Instruction
Images appear in the records below; leave them out and repeat everything else exactly.

┌────────

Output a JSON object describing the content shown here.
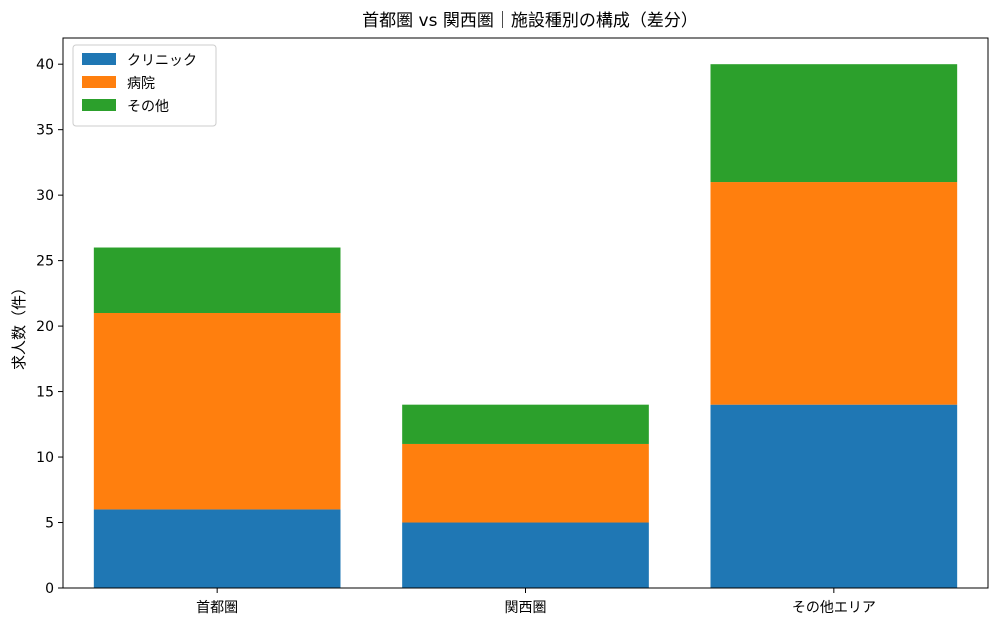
{
  "chart_data": {
    "type": "bar",
    "stacked": true,
    "title": "首都圏 vs 関西圏｜施設種別の構成（差分）",
    "xlabel": "",
    "ylabel": "求人数（件）",
    "categories": [
      "首都圏",
      "関西圏",
      "その他エリア"
    ],
    "series": [
      {
        "name": "クリニック",
        "color": "#1f77b4",
        "values": [
          6,
          5,
          14
        ]
      },
      {
        "name": "病院",
        "color": "#ff7f0e",
        "values": [
          15,
          6,
          17
        ]
      },
      {
        "name": "その他",
        "color": "#2ca02c",
        "values": [
          5,
          3,
          9
        ]
      }
    ],
    "ylim": [
      0,
      42
    ],
    "yticks": [
      0,
      5,
      10,
      15,
      20,
      25,
      30,
      35,
      40
    ],
    "grid": false,
    "legend": "top-left"
  }
}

└────────

Written solution
Output a JSON object describing the content shown here.
{
  "chart_data": {
    "type": "bar",
    "stacked": true,
    "title": "首都圏 vs 関西圏｜施設種別の構成（差分）",
    "xlabel": "",
    "ylabel": "求人数（件）",
    "categories": [
      "首都圏",
      "関西圏",
      "その他エリア"
    ],
    "series": [
      {
        "name": "クリニック",
        "color": "#1f77b4",
        "values": [
          6,
          5,
          14
        ]
      },
      {
        "name": "病院",
        "color": "#ff7f0e",
        "values": [
          15,
          6,
          17
        ]
      },
      {
        "name": "その他",
        "color": "#2ca02c",
        "values": [
          5,
          3,
          9
        ]
      }
    ],
    "ylim": [
      0,
      42
    ],
    "yticks": [
      0,
      5,
      10,
      15,
      20,
      25,
      30,
      35,
      40
    ],
    "grid": false,
    "legend": "top-left"
  }
}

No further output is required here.